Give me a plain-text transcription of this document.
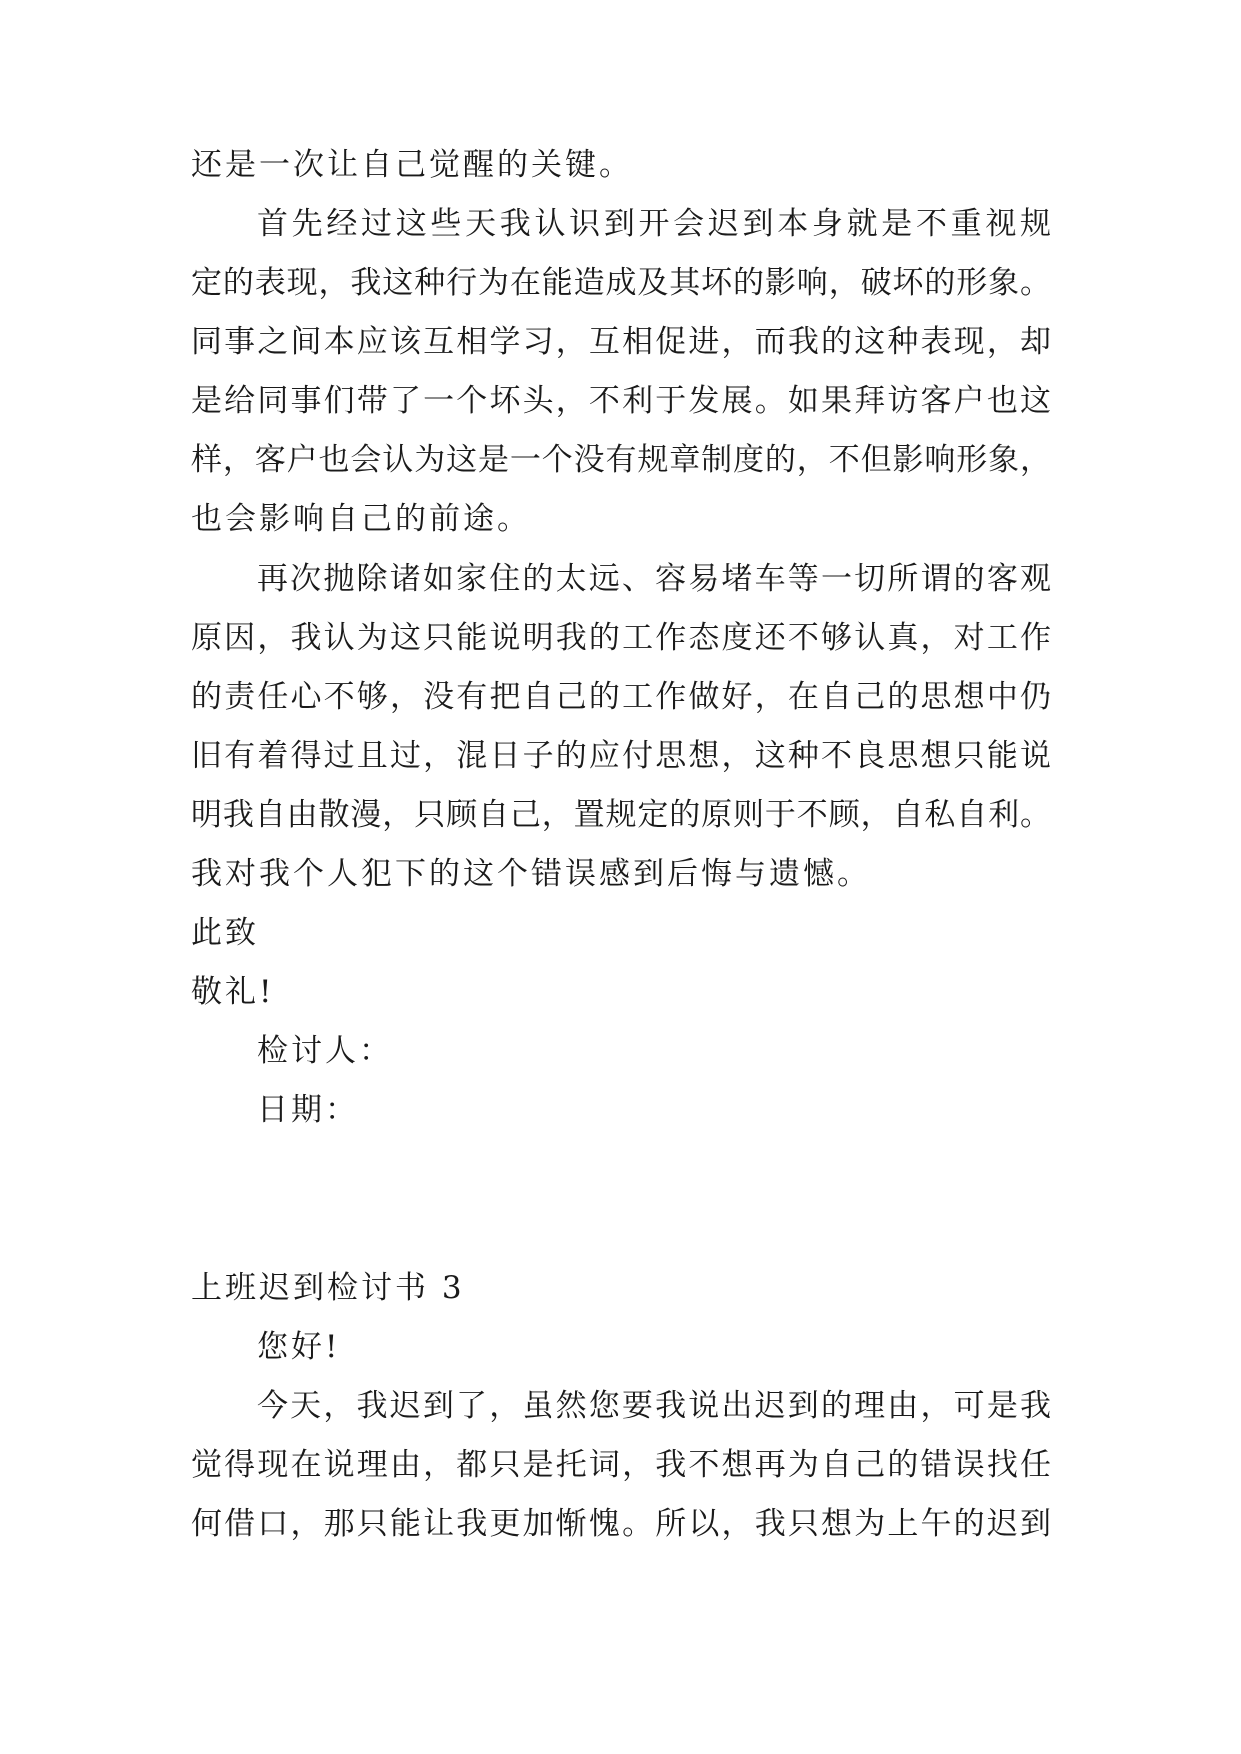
还是一次让自己觉醒的关键。
首先经过这些天我认识到开会迟到本身就是不重视规
定的表现，我这种行为在能造成及其坏的影响，破坏的形象。
同事之间本应该互相学习，互相促进，而我的这种表现，却
是给同事们带了一个坏头，不利于发展。如果拜访客户也这
样，客户也会认为这是一个没有规章制度的，不但影响形象，
也会影响自己的前途。
再次抛除诸如家住的太远、容易堵车等一切所谓的客观
原因，我认为这只能说明我的工作态度还不够认真，对工作
的责任心不够，没有把自己的工作做好，在自己的思想中仍
旧有着得过且过，混日子的应付思想，这种不良思想只能说
明我自由散漫，只顾自己，置规定的原则于不顾，自私自利。
我对我个人犯下的这个错误感到后悔与遗憾。
此致
敬礼!
检讨人：
日期：
上班迟到检讨书 3
您好!
今天，我迟到了，虽然您要我说出迟到的理由，可是我
觉得现在说理由，都只是托词，我不想再为自己的错误找任
何借口，那只能让我更加惭愧。所以，我只想为上午的迟到
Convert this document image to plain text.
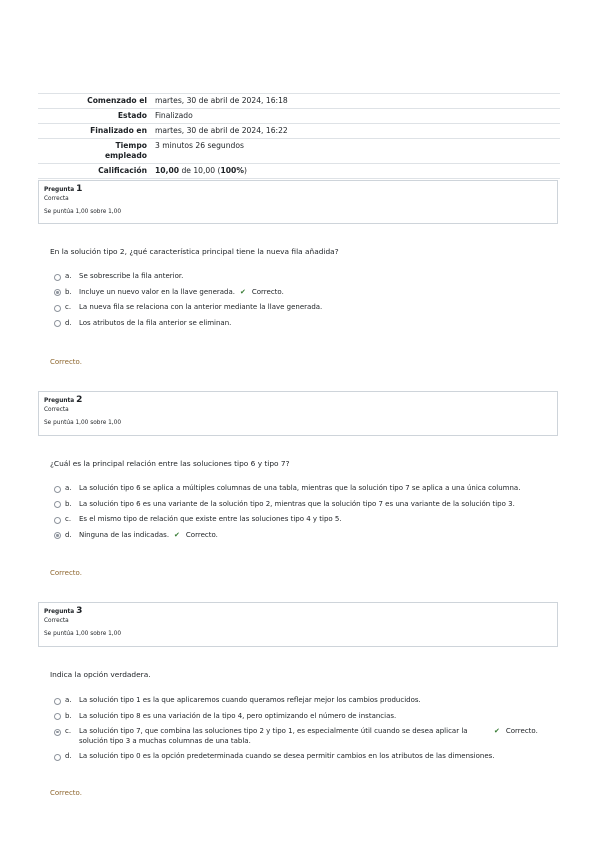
Comenzado el	martes, 30 de abril de 2024, 16:18
Estado	Finalizado
Finalizado en	martes, 30 de abril de 2024, 16:22
Tiempo empleado	3 minutos 26 segundos
Calificación	10,00 de 10,00 (100%)
Pregunta 1
Correcta
Se puntúa 1,00 sobre 1,00
En la solución tipo 2, ¿qué característica principal tiene la nueva fila añadida?
a.	Se sobrescribe la fila anterior.
b.	Incluye un nuevo valor en la llave generada. ✔ Correcto.
c.	La nueva fila se relaciona con la anterior mediante la llave generada.
d.	Los atributos de la fila anterior se eliminan.
Correcto.
Pregunta 2
Correcta
Se puntúa 1,00 sobre 1,00
¿Cuál es la principal relación entre las soluciones tipo 6 y tipo 7?
a.	La solución tipo 6 se aplica a múltiples columnas de una tabla, mientras que la solución tipo 7 se aplica a una única columna.
b.	La solución tipo 6 es una variante de la solución tipo 2, mientras que la solución tipo 7 es una variante de la solución tipo 3.
c.	Es el mismo tipo de relación que existe entre las soluciones tipo 4 y tipo 5.
d.	Ninguna de las indicadas. ✔ Correcto.
Correcto.
Pregunta 3
Correcta
Se puntúa 1,00 sobre 1,00
Indica la opción verdadera.
a.	La solución tipo 1 es la que aplicaremos cuando queramos reflejar mejor los cambios producidos.
b.	La solución tipo 8 es una variación de la tipo 4, pero optimizando el número de instancias.
c.	La solución tipo 7, que combina las soluciones tipo 2 y tipo 1, es especialmente útil cuando se desea aplicar la solución tipo 3 a muchas columnas de una tabla.
✔ Correcto.
d.	La solución tipo 0 es la opción predeterminada cuando se desea permitir cambios en los atributos de las dimensiones.
Correcto.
--*--
Pull out every line above that holds the word "relación".

¿Cuál es la principal relación entre las soluciones tipo 6 y tipo 7?
c.	Es el mismo tipo de relación que existe entre las soluciones tipo 4 y tipo 5.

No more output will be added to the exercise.